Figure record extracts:
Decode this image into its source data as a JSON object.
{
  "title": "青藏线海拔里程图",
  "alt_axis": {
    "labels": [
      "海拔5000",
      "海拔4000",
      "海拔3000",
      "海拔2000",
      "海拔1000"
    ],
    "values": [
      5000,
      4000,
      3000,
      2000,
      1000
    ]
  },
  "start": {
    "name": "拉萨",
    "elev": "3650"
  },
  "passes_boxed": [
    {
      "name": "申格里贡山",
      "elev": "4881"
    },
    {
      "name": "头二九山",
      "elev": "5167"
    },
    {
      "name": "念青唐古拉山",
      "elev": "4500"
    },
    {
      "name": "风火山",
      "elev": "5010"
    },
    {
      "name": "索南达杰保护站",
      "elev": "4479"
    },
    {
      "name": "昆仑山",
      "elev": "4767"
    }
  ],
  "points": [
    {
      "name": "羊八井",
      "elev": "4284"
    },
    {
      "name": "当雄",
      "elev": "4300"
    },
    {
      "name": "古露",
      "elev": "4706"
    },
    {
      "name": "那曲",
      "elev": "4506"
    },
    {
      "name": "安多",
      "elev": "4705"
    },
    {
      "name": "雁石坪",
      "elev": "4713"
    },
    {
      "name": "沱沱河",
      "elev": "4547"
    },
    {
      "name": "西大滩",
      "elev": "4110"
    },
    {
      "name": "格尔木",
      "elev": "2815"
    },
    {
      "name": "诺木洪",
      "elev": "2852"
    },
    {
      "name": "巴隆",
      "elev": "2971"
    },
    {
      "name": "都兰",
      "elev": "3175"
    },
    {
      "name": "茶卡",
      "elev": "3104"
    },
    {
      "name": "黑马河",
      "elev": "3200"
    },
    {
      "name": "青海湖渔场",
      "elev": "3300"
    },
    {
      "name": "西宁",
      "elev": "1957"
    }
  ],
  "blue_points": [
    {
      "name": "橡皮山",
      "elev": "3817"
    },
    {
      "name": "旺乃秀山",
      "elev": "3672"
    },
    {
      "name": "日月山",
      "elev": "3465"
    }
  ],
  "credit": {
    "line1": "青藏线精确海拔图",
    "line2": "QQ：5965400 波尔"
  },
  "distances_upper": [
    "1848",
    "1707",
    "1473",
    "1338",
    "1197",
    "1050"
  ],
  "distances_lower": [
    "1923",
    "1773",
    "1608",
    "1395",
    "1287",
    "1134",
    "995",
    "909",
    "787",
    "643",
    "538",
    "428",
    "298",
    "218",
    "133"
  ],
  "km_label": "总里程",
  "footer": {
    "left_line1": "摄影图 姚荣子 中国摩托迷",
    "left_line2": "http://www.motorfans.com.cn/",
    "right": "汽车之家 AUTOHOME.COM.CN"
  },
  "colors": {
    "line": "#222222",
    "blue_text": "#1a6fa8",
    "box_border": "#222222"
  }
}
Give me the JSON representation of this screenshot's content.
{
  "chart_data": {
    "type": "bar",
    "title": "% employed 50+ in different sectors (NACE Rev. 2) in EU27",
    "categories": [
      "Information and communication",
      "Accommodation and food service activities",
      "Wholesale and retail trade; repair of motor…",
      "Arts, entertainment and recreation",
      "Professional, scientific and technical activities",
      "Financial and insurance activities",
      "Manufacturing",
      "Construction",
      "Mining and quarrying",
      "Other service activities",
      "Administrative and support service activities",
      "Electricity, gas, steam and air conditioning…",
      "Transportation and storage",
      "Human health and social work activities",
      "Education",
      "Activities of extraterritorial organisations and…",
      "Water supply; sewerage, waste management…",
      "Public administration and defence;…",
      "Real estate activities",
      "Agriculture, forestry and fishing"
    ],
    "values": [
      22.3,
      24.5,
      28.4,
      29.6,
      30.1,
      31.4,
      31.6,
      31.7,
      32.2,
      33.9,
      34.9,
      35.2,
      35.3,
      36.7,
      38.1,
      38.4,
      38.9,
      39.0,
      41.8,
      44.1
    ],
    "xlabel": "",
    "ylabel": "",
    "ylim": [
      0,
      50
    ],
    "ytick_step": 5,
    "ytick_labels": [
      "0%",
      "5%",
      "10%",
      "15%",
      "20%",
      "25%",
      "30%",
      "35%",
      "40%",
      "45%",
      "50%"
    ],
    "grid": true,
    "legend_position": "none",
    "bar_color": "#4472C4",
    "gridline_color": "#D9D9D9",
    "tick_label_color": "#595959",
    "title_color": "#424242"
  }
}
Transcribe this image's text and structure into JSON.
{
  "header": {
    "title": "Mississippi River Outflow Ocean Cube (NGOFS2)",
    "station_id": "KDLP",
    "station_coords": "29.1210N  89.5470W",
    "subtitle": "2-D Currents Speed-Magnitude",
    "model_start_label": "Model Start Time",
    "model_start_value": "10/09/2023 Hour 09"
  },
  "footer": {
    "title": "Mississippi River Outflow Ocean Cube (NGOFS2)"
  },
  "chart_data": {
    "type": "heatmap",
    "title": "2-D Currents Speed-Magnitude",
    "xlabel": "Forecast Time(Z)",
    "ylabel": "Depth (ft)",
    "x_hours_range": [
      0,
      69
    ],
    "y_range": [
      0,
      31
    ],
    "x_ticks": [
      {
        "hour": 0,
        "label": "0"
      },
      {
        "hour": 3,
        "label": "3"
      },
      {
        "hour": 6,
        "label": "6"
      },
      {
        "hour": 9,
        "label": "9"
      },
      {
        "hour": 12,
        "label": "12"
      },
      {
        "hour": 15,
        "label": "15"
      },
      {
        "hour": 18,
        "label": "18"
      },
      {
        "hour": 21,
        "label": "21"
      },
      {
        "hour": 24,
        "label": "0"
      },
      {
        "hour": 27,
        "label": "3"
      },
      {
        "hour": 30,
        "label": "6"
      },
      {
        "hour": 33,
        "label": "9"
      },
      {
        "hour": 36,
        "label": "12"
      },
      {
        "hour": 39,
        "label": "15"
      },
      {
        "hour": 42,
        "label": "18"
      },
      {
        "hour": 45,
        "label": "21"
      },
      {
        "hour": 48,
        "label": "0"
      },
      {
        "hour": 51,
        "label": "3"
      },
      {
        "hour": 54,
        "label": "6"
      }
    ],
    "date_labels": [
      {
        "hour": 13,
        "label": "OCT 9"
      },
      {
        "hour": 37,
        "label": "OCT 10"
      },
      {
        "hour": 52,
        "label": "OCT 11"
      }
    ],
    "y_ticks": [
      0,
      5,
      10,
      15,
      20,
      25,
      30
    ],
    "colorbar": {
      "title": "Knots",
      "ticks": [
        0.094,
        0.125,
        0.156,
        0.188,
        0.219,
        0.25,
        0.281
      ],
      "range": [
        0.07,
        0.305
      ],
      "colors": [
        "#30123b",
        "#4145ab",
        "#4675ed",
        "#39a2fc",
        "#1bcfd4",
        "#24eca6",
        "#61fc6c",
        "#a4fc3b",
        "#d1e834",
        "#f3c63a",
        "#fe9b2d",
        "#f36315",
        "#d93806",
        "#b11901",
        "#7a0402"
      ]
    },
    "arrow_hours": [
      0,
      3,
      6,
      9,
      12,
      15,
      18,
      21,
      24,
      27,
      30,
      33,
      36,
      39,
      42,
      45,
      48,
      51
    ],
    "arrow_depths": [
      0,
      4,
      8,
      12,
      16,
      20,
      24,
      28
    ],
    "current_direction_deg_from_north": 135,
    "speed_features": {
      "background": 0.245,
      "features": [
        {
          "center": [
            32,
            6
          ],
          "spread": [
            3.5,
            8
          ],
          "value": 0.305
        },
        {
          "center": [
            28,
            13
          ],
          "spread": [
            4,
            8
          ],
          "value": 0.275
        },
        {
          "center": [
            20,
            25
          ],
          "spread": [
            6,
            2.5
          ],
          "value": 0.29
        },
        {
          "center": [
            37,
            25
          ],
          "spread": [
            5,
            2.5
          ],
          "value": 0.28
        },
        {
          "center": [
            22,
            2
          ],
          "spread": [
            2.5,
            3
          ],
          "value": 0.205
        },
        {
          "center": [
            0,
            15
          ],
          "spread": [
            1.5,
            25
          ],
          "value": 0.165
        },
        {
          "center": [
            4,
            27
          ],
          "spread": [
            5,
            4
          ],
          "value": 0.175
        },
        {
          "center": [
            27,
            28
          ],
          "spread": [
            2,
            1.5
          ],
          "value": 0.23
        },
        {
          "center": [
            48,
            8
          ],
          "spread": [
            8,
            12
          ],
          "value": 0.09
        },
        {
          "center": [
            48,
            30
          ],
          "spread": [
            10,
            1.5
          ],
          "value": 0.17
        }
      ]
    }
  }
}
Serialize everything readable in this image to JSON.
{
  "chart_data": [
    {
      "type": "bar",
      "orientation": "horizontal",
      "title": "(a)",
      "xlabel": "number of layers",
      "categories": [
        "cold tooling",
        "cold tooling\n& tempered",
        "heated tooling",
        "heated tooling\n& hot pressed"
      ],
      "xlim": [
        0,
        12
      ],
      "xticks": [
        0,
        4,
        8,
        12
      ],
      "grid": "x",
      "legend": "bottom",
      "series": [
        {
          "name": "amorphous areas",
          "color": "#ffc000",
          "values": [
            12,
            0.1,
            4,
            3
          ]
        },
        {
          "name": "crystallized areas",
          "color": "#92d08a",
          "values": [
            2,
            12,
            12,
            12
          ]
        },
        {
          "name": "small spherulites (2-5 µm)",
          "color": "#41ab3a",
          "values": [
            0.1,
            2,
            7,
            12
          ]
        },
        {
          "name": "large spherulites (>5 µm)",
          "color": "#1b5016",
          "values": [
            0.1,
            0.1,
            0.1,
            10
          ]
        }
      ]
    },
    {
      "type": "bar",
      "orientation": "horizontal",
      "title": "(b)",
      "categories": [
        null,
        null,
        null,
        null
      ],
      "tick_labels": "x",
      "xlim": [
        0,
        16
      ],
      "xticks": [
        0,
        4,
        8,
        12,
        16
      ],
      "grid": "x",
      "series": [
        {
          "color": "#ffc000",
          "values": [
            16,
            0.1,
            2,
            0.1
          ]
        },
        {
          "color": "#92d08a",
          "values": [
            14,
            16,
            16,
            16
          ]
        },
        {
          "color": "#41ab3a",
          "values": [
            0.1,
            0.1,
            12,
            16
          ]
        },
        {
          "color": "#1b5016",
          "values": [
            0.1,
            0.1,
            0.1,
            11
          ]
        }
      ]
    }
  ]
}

= Direction =
Copy out each line of the entries that holds "spherulites".

= Task response =
          "name": "small spherulites (2-5 µm)",
          "name": "large spherulites (>5 µm)",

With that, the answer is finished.